*Dataset records:*
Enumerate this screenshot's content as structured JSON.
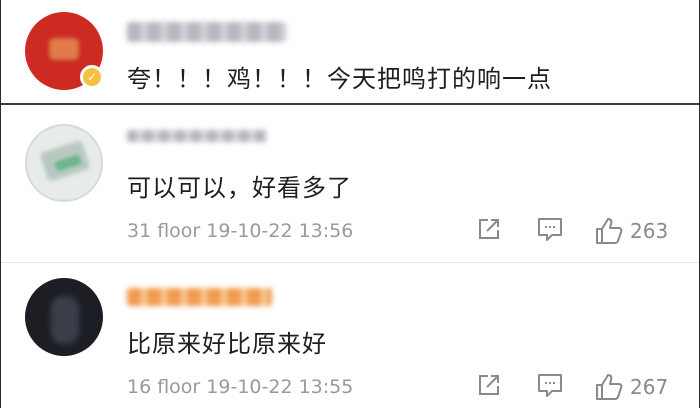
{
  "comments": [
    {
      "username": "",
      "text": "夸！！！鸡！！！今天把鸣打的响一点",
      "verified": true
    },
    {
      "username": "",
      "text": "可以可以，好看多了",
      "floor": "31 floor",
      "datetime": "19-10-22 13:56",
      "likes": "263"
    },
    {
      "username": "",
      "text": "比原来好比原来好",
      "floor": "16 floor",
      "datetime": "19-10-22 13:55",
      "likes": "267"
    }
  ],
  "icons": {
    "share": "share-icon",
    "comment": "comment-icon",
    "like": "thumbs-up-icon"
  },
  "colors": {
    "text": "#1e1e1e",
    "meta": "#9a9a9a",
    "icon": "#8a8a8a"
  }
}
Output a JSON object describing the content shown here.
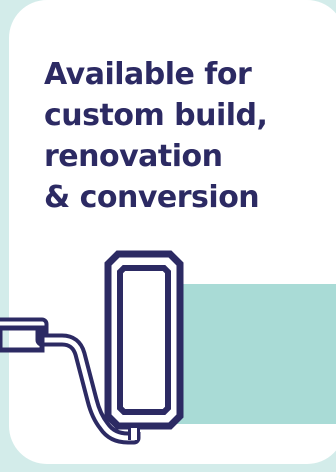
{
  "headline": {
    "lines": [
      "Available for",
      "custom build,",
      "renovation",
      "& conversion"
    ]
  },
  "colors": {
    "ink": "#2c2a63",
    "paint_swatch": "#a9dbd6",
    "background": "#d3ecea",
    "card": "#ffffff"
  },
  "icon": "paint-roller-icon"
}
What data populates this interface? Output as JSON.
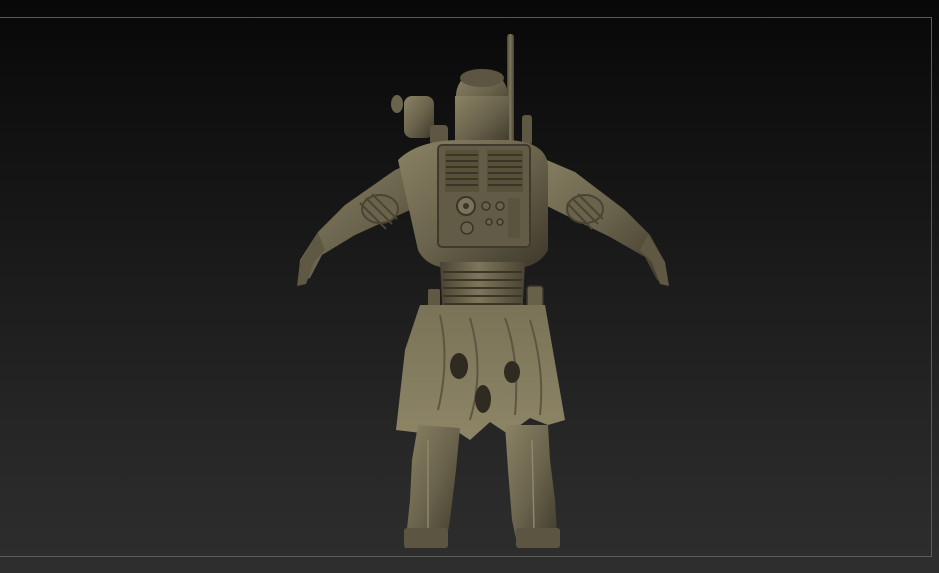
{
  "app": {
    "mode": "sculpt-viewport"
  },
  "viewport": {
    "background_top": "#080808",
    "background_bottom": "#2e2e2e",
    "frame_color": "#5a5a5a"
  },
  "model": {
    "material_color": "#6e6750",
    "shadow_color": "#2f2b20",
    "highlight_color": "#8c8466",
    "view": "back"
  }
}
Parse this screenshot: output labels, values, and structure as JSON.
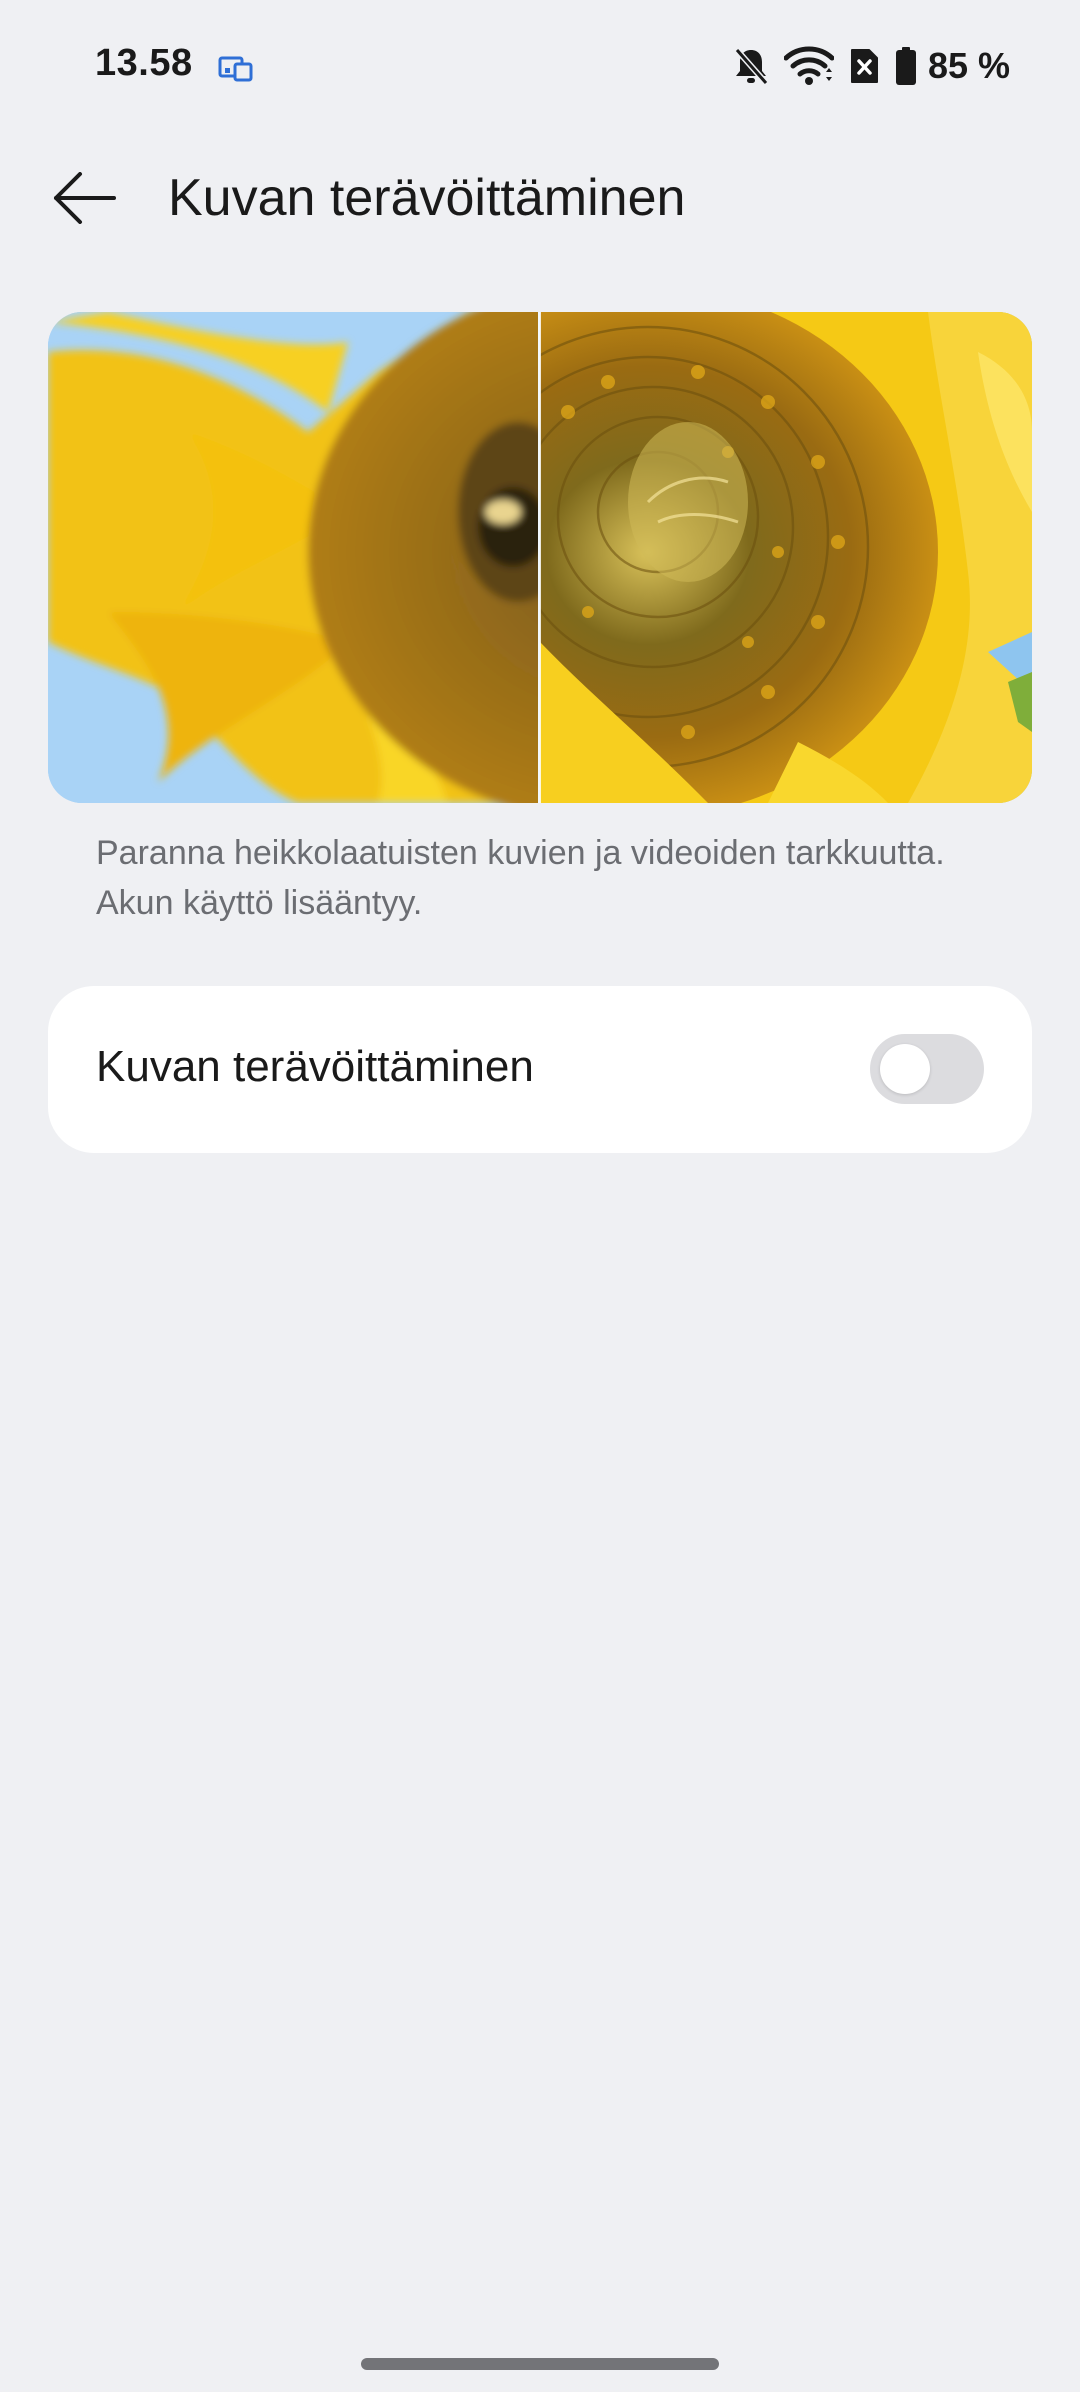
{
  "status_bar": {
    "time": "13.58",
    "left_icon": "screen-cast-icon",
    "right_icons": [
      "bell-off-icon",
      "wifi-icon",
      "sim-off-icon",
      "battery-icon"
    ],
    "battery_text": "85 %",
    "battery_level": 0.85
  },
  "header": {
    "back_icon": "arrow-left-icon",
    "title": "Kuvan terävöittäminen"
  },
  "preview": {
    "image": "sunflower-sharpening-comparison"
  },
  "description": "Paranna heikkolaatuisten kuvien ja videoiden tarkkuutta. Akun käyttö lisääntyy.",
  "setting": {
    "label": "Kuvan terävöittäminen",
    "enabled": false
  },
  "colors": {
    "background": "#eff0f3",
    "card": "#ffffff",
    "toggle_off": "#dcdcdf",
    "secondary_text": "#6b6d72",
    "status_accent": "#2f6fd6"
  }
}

*SHORT TASK:* Above are the records; copy every line in them that holds the word "screenshot".

*COMPLETE ANSWER:*
Enumerate this screenshot's content as structured JSON.
Parse this screenshot: output labels, values, and structure as JSON.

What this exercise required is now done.